- _Problem details_: Find all lines in the records that include the word "discipline", and copy them out.

- _Records for processing_:
◆ ◆ ◆

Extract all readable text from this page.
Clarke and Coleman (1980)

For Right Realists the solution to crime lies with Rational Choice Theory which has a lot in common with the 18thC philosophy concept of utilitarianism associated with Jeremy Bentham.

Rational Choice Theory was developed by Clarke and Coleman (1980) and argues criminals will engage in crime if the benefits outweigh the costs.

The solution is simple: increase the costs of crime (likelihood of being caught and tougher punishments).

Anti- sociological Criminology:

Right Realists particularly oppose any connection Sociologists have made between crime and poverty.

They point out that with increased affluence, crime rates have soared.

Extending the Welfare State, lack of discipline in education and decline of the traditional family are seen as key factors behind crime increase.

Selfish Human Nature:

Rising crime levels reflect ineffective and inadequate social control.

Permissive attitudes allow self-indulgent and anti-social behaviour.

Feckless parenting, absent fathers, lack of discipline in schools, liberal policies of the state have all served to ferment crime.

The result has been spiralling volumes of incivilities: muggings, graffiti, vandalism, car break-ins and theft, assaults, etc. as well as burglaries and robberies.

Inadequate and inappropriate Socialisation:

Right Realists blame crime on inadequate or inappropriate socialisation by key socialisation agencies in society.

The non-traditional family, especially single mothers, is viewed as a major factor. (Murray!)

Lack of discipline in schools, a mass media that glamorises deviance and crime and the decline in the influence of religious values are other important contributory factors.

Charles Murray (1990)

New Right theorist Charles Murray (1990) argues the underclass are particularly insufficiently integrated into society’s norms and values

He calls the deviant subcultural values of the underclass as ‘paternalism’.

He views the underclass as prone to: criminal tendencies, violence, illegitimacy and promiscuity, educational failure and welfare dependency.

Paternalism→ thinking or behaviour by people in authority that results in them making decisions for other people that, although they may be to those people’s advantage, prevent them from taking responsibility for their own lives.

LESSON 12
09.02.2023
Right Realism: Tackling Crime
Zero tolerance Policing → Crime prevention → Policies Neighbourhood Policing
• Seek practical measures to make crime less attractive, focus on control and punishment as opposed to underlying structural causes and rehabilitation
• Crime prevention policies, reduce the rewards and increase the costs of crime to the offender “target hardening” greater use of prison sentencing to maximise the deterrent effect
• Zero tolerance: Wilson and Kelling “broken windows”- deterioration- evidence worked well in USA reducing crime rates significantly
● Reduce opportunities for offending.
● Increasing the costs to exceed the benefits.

◆ ◆ ◆

- _Worked solution_:
Extending the Welfare State, lack of discipline in education and decline of the traditional family are seen as key factors behind crime increase.
Feckless parenting, absent fathers, lack of discipline in schools, liberal policies of the state have all served to ferment crime.
Lack of discipline in schools, a mass media that glamorises deviance and crime and the decline in the influence of religious values are other important contributory factors.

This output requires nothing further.